Given exercise ▸ Rewrite the entries, replacing "rating-badge" with "score-badge" everywhere it occurs and leaving everything else unchanged.

## begin Records provided

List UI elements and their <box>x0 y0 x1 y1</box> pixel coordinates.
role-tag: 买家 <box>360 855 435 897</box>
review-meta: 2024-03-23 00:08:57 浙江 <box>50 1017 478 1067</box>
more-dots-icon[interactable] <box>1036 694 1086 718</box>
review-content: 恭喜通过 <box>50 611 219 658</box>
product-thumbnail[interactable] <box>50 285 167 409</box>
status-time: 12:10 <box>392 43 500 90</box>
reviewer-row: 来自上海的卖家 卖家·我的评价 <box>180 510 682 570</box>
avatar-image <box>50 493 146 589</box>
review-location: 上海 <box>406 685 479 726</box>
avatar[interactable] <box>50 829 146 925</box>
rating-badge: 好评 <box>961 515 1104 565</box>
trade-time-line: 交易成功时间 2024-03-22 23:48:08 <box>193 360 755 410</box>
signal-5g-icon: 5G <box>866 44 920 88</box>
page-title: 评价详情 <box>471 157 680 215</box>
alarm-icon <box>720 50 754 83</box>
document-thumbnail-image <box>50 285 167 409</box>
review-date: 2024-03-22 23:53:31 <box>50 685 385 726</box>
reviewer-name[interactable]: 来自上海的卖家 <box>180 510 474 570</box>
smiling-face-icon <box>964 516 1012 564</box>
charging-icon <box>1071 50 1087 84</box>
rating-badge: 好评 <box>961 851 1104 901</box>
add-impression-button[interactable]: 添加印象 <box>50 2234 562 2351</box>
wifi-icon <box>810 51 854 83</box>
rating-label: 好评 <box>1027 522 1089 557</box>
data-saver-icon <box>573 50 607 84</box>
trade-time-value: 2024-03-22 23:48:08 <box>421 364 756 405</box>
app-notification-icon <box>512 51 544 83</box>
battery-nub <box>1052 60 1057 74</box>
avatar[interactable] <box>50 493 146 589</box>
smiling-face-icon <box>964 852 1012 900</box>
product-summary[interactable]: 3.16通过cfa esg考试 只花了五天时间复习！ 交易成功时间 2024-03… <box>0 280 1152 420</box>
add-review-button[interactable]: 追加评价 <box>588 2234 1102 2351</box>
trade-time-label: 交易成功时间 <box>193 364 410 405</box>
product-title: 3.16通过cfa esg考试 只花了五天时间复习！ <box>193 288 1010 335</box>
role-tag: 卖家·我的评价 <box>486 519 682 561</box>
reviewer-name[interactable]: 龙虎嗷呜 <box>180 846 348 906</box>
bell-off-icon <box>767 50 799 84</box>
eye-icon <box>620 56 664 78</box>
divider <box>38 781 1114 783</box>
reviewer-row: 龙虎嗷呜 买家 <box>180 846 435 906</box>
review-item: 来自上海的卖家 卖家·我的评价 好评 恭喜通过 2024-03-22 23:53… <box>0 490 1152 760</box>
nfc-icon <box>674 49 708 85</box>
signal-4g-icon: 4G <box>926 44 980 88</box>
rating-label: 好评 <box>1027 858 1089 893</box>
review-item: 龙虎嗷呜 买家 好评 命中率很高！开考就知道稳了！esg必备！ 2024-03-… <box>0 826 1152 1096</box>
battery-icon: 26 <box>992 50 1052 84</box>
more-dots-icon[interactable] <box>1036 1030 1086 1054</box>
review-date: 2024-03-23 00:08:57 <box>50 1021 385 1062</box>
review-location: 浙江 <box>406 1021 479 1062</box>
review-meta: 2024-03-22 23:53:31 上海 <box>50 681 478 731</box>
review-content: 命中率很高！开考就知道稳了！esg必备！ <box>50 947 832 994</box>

## end Records provided

Output for this exercise ▸
List UI elements and their <box>x0 y0 x1 y1</box> pixel coordinates.
role-tag: 买家 <box>360 855 435 897</box>
review-meta: 2024-03-23 00:08:57 浙江 <box>50 1017 478 1067</box>
more-dots-icon[interactable] <box>1036 694 1086 718</box>
review-content: 恭喜通过 <box>50 611 219 658</box>
product-thumbnail[interactable] <box>50 285 167 409</box>
status-time: 12:10 <box>392 43 500 90</box>
reviewer-row: 来自上海的卖家 卖家·我的评价 <box>180 510 682 570</box>
avatar-image <box>50 493 146 589</box>
review-location: 上海 <box>406 685 479 726</box>
avatar[interactable] <box>50 829 146 925</box>
score-badge: 好评 <box>961 515 1104 565</box>
trade-time-line: 交易成功时间 2024-03-22 23:48:08 <box>193 360 755 410</box>
signal-5g-icon: 5G <box>866 44 920 88</box>
page-title: 评价详情 <box>471 157 680 215</box>
alarm-icon <box>720 50 754 83</box>
document-thumbnail-image <box>50 285 167 409</box>
review-date: 2024-03-22 23:53:31 <box>50 685 385 726</box>
reviewer-name[interactable]: 来自上海的卖家 <box>180 510 474 570</box>
smiling-face-icon <box>964 516 1012 564</box>
charging-icon <box>1071 50 1087 84</box>
score-badge: 好评 <box>961 851 1104 901</box>
add-impression-button[interactable]: 添加印象 <box>50 2234 562 2351</box>
wifi-icon <box>810 51 854 83</box>
rating-label: 好评 <box>1027 522 1089 557</box>
data-saver-icon <box>573 50 607 84</box>
trade-time-value: 2024-03-22 23:48:08 <box>421 364 756 405</box>
app-notification-icon <box>512 51 544 83</box>
battery-nub <box>1052 60 1057 74</box>
avatar[interactable] <box>50 493 146 589</box>
smiling-face-icon <box>964 852 1012 900</box>
product-summary[interactable]: 3.16通过cfa esg考试 只花了五天时间复习！ 交易成功时间 2024-03… <box>0 280 1152 420</box>
add-review-button[interactable]: 追加评价 <box>588 2234 1102 2351</box>
trade-time-label: 交易成功时间 <box>193 364 410 405</box>
product-title: 3.16通过cfa esg考试 只花了五天时间复习！ <box>193 288 1010 335</box>
role-tag: 卖家·我的评价 <box>486 519 682 561</box>
reviewer-name[interactable]: 龙虎嗷呜 <box>180 846 348 906</box>
bell-off-icon <box>767 50 799 84</box>
eye-icon <box>620 56 664 78</box>
divider <box>38 781 1114 783</box>
reviewer-row: 龙虎嗷呜 买家 <box>180 846 435 906</box>
review-item: 来自上海的卖家 卖家·我的评价 好评 恭喜通过 2024-03-22 23:53… <box>0 490 1152 760</box>
nfc-icon <box>674 49 708 85</box>
signal-4g-icon: 4G <box>926 44 980 88</box>
rating-label: 好评 <box>1027 858 1089 893</box>
review-item: 龙虎嗷呜 买家 好评 命中率很高！开考就知道稳了！esg必备！ 2024-03-… <box>0 826 1152 1096</box>
battery-icon: 26 <box>992 50 1052 84</box>
more-dots-icon[interactable] <box>1036 1030 1086 1054</box>
review-date: 2024-03-23 00:08:57 <box>50 1021 385 1062</box>
review-location: 浙江 <box>406 1021 479 1062</box>
review-meta: 2024-03-22 23:53:31 上海 <box>50 681 478 731</box>
review-content: 命中率很高！开考就知道稳了！esg必备！ <box>50 947 832 994</box>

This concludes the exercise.